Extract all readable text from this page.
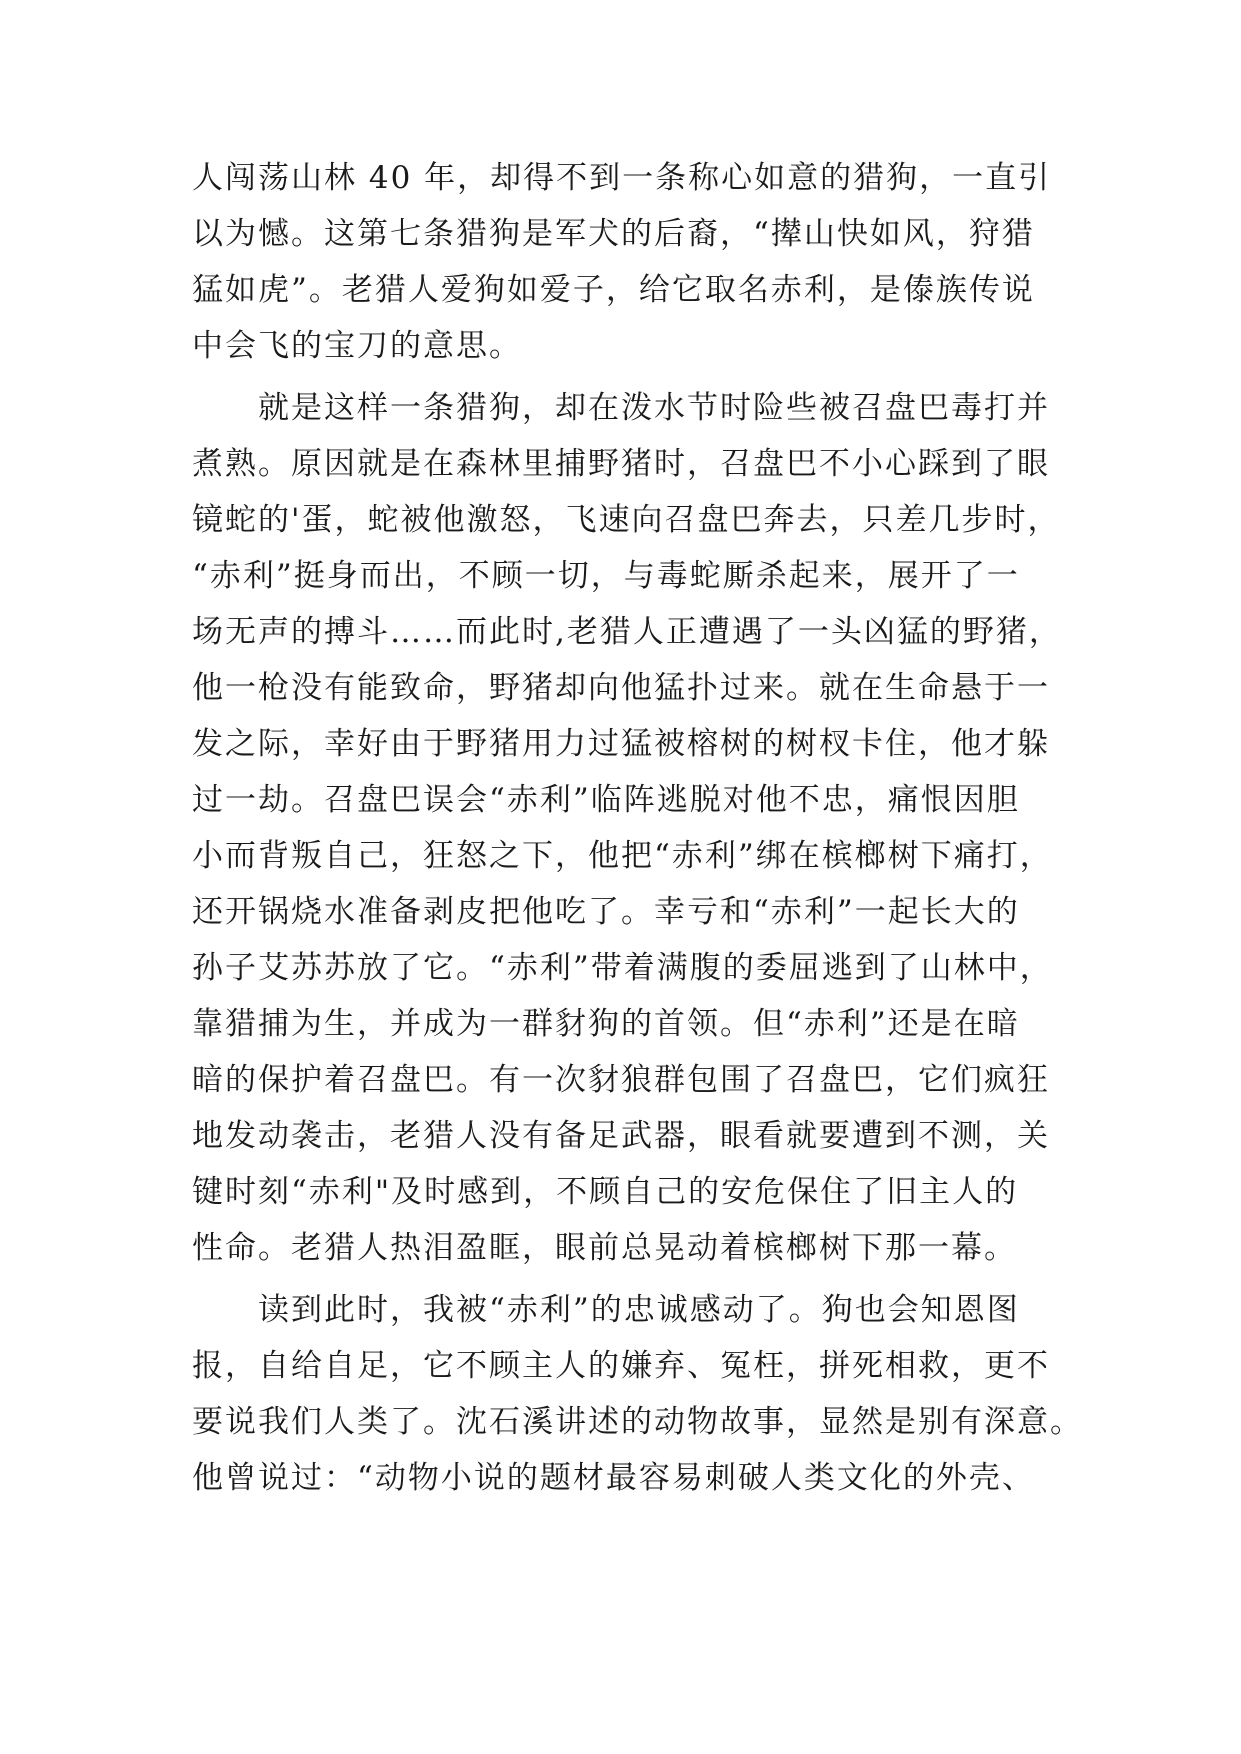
人闯荡山林 40 年，却得不到一条称心如意的猎狗，一直引
以为憾。这第七条猎狗是军犬的后裔，“撵山快如风，狩猎
猛如虎”。老猎人爱狗如爱子，给它取名赤利，是傣族传说
中会飞的宝刀的意思。
就是这样一条猎狗，却在泼水节时险些被召盘巴毒打并
煮熟。原因就是在森林里捕野猪时，召盘巴不小心踩到了眼
镜蛇的'蛋，蛇被他激怒，飞速向召盘巴奔去，只差几步时，
“赤利”挺身而出，不顾一切，与毒蛇厮杀起来，展开了一
场无声的搏斗……而此时,老猎人正遭遇了一头凶猛的野猪，
他一枪没有能致命，野猪却向他猛扑过来。就在生命悬于一
发之际，幸好由于野猪用力过猛被榕树的树杈卡住，他才躲
过一劫。召盘巴误会“赤利”临阵逃脱对他不忠，痛恨因胆
小而背叛自己，狂怒之下，他把“赤利”绑在槟榔树下痛打，
还开锅烧水准备剥皮把他吃了。幸亏和“赤利”一起长大的
孙子艾苏苏放了它。“赤利”带着满腹的委屈逃到了山林中，
靠猎捕为生，并成为一群豺狗的首领。但“赤利”还是在暗
暗的保护着召盘巴。有一次豺狼群包围了召盘巴，它们疯狂
地发动袭击，老猎人没有备足武器，眼看就要遭到不测，关
键时刻“赤利"及时感到，不顾自己的安危保住了旧主人的
性命。老猎人热泪盈眶，眼前总晃动着槟榔树下那一幕。
读到此时，我被“赤利”的忠诚感动了。狗也会知恩图
报，自给自足，它不顾主人的嫌弃、冤枉，拼死相救，更不
要说我们人类了。沈石溪讲述的动物故事，显然是别有深意。
他曾说过：“动物小说的题材最容易刺破人类文化的外壳、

■ **TASK REQUIREMENTS**:
Your copy should match the records word for word, with the pictures removed.

■ **SOLUTION BELOW**:
Extract all readable text from this page.
人闯荡山林 40 年，却得不到一条称心如意的猎狗，一直引
以为憾。这第七条猎狗是军犬的后裔，“撵山快如风，狩猎
猛如虎”。老猎人爱狗如爱子，给它取名赤利，是傣族传说
中会飞的宝刀的意思。
就是这样一条猎狗，却在泼水节时险些被召盘巴毒打并
煮熟。原因就是在森林里捕野猪时，召盘巴不小心踩到了眼
镜蛇的'蛋，蛇被他激怒，飞速向召盘巴奔去，只差几步时，
“赤利”挺身而出，不顾一切，与毒蛇厮杀起来，展开了一
场无声的搏斗……而此时,老猎人正遭遇了一头凶猛的野猪，
他一枪没有能致命，野猪却向他猛扑过来。就在生命悬于一
发之际，幸好由于野猪用力过猛被榕树的树杈卡住，他才躲
过一劫。召盘巴误会“赤利”临阵逃脱对他不忠，痛恨因胆
小而背叛自己，狂怒之下，他把“赤利”绑在槟榔树下痛打，
还开锅烧水准备剥皮把他吃了。幸亏和“赤利”一起长大的
孙子艾苏苏放了它。“赤利”带着满腹的委屈逃到了山林中，
靠猎捕为生，并成为一群豺狗的首领。但“赤利”还是在暗
暗的保护着召盘巴。有一次豺狼群包围了召盘巴，它们疯狂
地发动袭击，老猎人没有备足武器，眼看就要遭到不测，关
键时刻“赤利"及时感到，不顾自己的安危保住了旧主人的
性命。老猎人热泪盈眶，眼前总晃动着槟榔树下那一幕。
读到此时，我被“赤利”的忠诚感动了。狗也会知恩图
报，自给自足，它不顾主人的嫌弃、冤枉，拼死相救，更不
要说我们人类了。沈石溪讲述的动物故事，显然是别有深意。
他曾说过：“动物小说的题材最容易刺破人类文化的外壳、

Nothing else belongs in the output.